* Begin Provided entries *

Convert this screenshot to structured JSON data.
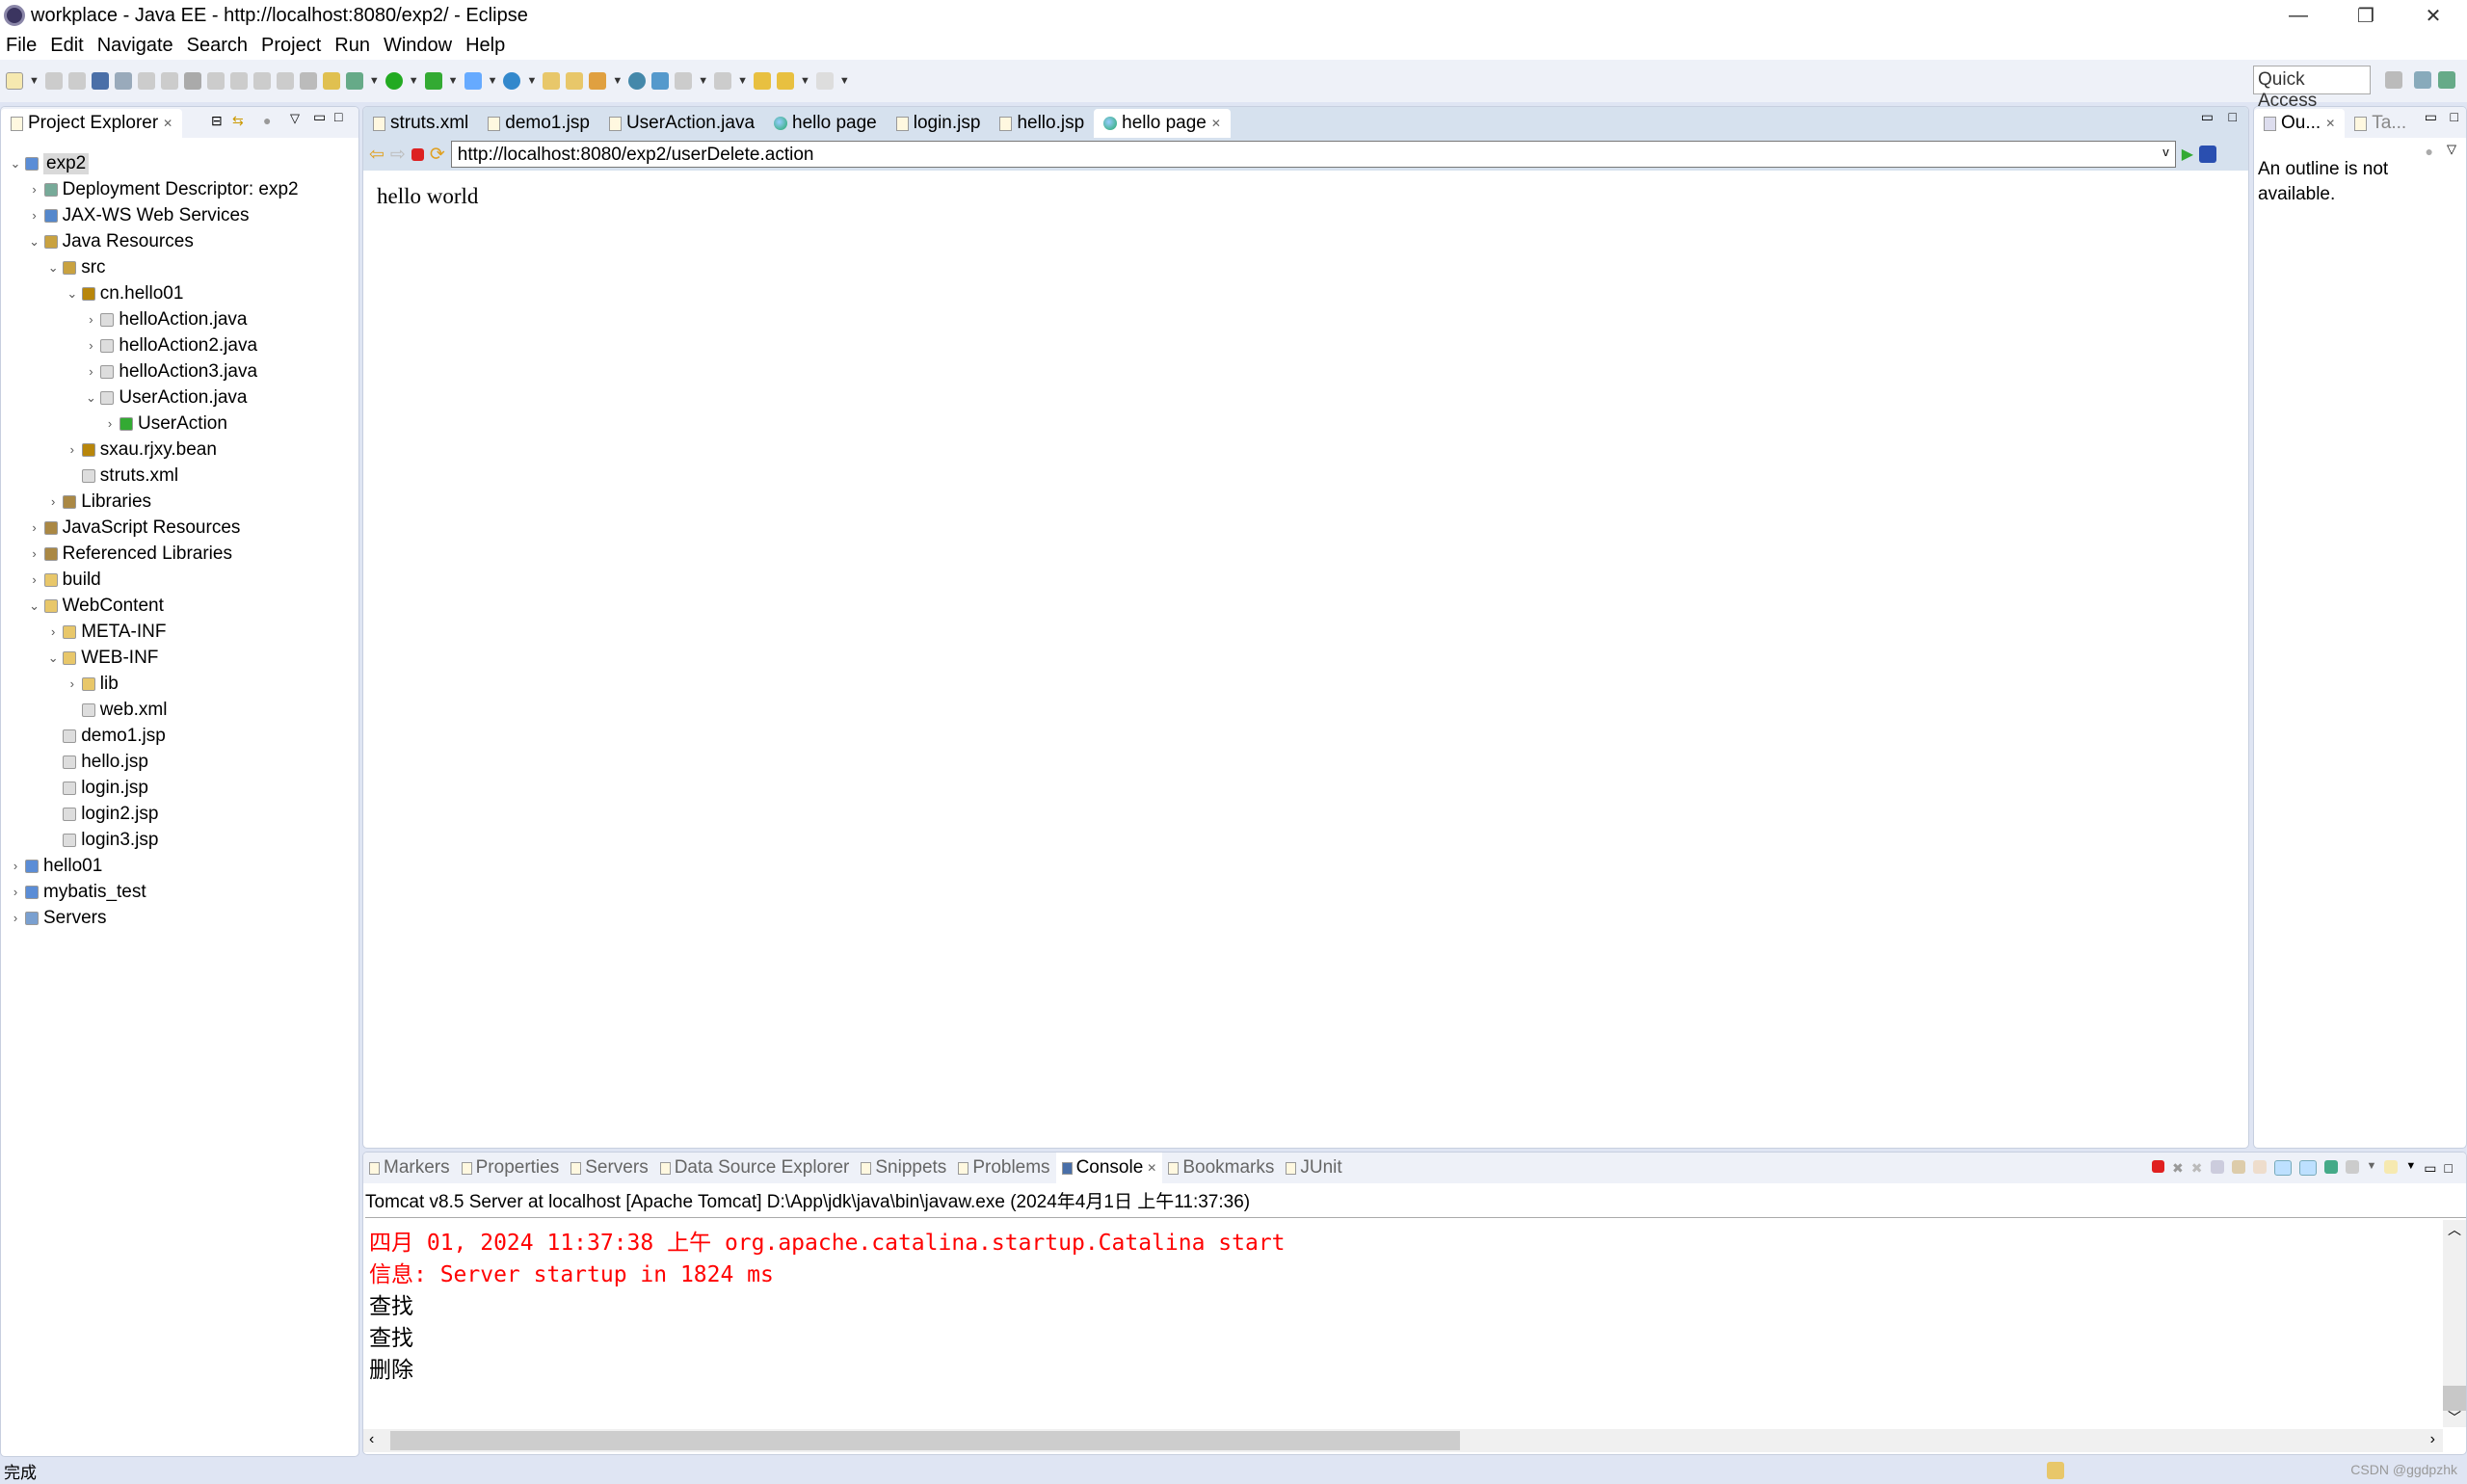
{
  "window": {
    "title": "workplace - Java EE - http://localhost:8080/exp2/ - Eclipse",
    "min": "—",
    "restore": "❐",
    "close": "✕"
  },
  "menu": [
    "File",
    "Edit",
    "Navigate",
    "Search",
    "Project",
    "Run",
    "Window",
    "Help"
  ],
  "quick_access": "Quick Access",
  "explorer": {
    "title": "Project Explorer",
    "tree": [
      {
        "label": "exp2",
        "level": 0,
        "state": "open",
        "icon": "project-icon",
        "color": "#5b8dd6",
        "selected": true
      },
      {
        "label": "Deployment Descriptor: exp2",
        "level": 1,
        "state": "closed",
        "icon": "descriptor-icon",
        "color": "#7a9"
      },
      {
        "label": "JAX-WS Web Services",
        "level": 1,
        "state": "closed",
        "icon": "webservice-icon",
        "color": "#58c"
      },
      {
        "label": "Java Resources",
        "level": 1,
        "state": "open",
        "icon": "java-resources-icon",
        "color": "#c9a240"
      },
      {
        "label": "src",
        "level": 2,
        "state": "open",
        "icon": "source-folder-icon",
        "color": "#c9a240"
      },
      {
        "label": "cn.hello01",
        "level": 3,
        "state": "open",
        "icon": "package-icon",
        "color": "#b8860b"
      },
      {
        "label": "helloAction.java",
        "level": 4,
        "state": "closed",
        "icon": "java-file-icon",
        "color": "#ddd"
      },
      {
        "label": "helloAction2.java",
        "level": 4,
        "state": "closed",
        "icon": "java-file-icon",
        "color": "#ddd"
      },
      {
        "label": "helloAction3.java",
        "level": 4,
        "state": "closed",
        "icon": "java-file-icon",
        "color": "#ddd"
      },
      {
        "label": "UserAction.java",
        "level": 4,
        "state": "open",
        "icon": "java-file-icon",
        "color": "#ddd"
      },
      {
        "label": "UserAction",
        "level": 5,
        "state": "closed",
        "icon": "class-icon",
        "color": "#3a3"
      },
      {
        "label": "sxau.rjxy.bean",
        "level": 3,
        "state": "closed",
        "icon": "package-icon",
        "color": "#b8860b"
      },
      {
        "label": "struts.xml",
        "level": 3,
        "state": "none",
        "icon": "xml-file-icon",
        "color": "#ddd"
      },
      {
        "label": "Libraries",
        "level": 2,
        "state": "closed",
        "icon": "library-icon",
        "color": "#a84"
      },
      {
        "label": "JavaScript Resources",
        "level": 1,
        "state": "closed",
        "icon": "js-resources-icon",
        "color": "#a84"
      },
      {
        "label": "Referenced Libraries",
        "level": 1,
        "state": "closed",
        "icon": "library-icon",
        "color": "#a84"
      },
      {
        "label": "build",
        "level": 1,
        "state": "closed",
        "icon": "folder-icon",
        "color": "#e8c76a"
      },
      {
        "label": "WebContent",
        "level": 1,
        "state": "open",
        "icon": "folder-icon",
        "color": "#e8c76a"
      },
      {
        "label": "META-INF",
        "level": 2,
        "state": "closed",
        "icon": "folder-icon",
        "color": "#e8c76a"
      },
      {
        "label": "WEB-INF",
        "level": 2,
        "state": "open",
        "icon": "folder-icon",
        "color": "#e8c76a"
      },
      {
        "label": "lib",
        "level": 3,
        "state": "closed",
        "icon": "folder-icon",
        "color": "#e8c76a"
      },
      {
        "label": "web.xml",
        "level": 3,
        "state": "none",
        "icon": "xml-file-icon",
        "color": "#ddd"
      },
      {
        "label": "demo1.jsp",
        "level": 2,
        "state": "none",
        "icon": "jsp-file-icon",
        "color": "#ddd"
      },
      {
        "label": "hello.jsp",
        "level": 2,
        "state": "none",
        "icon": "jsp-file-icon",
        "color": "#ddd"
      },
      {
        "label": "login.jsp",
        "level": 2,
        "state": "none",
        "icon": "jsp-file-icon",
        "color": "#ddd"
      },
      {
        "label": "login2.jsp",
        "level": 2,
        "state": "none",
        "icon": "jsp-file-icon",
        "color": "#ddd"
      },
      {
        "label": "login3.jsp",
        "level": 2,
        "state": "none",
        "icon": "jsp-file-icon",
        "color": "#ddd"
      },
      {
        "label": "hello01",
        "level": 0,
        "state": "closed",
        "icon": "project-icon",
        "color": "#5b8dd6"
      },
      {
        "label": "mybatis_test",
        "level": 0,
        "state": "closed",
        "icon": "project-icon",
        "color": "#5b8dd6"
      },
      {
        "label": "Servers",
        "level": 0,
        "state": "closed",
        "icon": "folder-icon",
        "color": "#7aa0d0"
      }
    ]
  },
  "editor": {
    "tabs": [
      {
        "label": "struts.xml",
        "icon": "xml-file-icon"
      },
      {
        "label": "demo1.jsp",
        "icon": "jsp-file-icon"
      },
      {
        "label": "UserAction.java",
        "icon": "java-file-icon"
      },
      {
        "label": "hello page",
        "icon": "globe-icon"
      },
      {
        "label": "login.jsp",
        "icon": "jsp-file-icon"
      },
      {
        "label": "hello.jsp",
        "icon": "jsp-file-icon"
      },
      {
        "label": "hello page",
        "icon": "globe-icon",
        "active": true
      }
    ],
    "url": "http://localhost:8080/exp2/userDelete.action",
    "content": "hello world"
  },
  "outline": {
    "tabs": [
      "Ou...",
      "Ta..."
    ],
    "message": "An outline is not available."
  },
  "bottom": {
    "tabs": [
      "Markers",
      "Properties",
      "Servers",
      "Data Source Explorer",
      "Snippets",
      "Problems",
      "Console",
      "Bookmarks",
      "JUnit"
    ],
    "active_tab": "Console",
    "process": "Tomcat v8.5 Server at localhost [Apache Tomcat] D:\\App\\jdk\\java\\bin\\javaw.exe (2024年4月1日 上午11:37:36)",
    "lines": [
      {
        "text": "四月 01, 2024 11:37:38 上午 org.apache.catalina.startup.Catalina start",
        "color": "#ff0000"
      },
      {
        "text": "信息: Server startup in 1824 ms",
        "color": "#ff0000"
      },
      {
        "text": "查找",
        "color": "#000000"
      },
      {
        "text": "查找",
        "color": "#000000"
      },
      {
        "text": "删除",
        "color": "#000000"
      }
    ]
  },
  "status": {
    "text": "完成",
    "watermark": "CSDN @ggdpzhk"
  }
}
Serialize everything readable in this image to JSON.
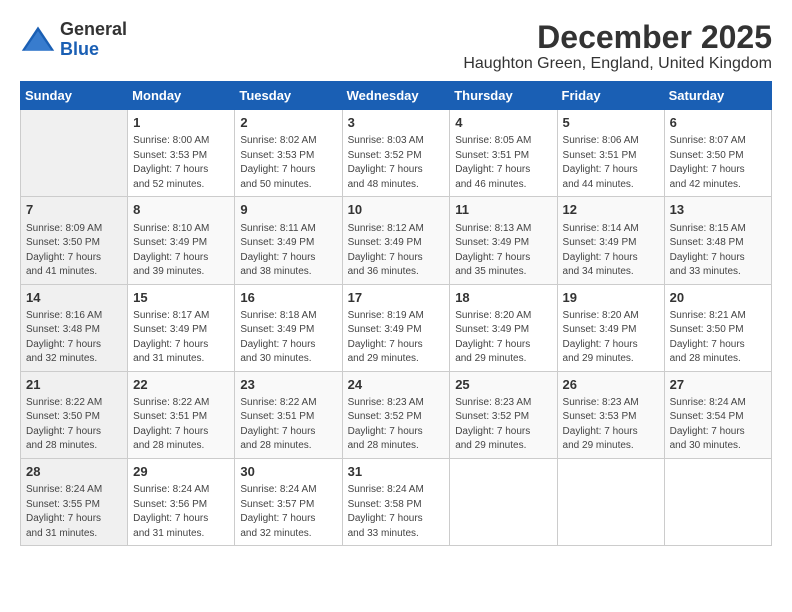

* End Provided entries *

Write out every line of the entries that holds the word "this".

Convert this screenshot to structured JSON data.
Serialize everything readable in this image to JSON.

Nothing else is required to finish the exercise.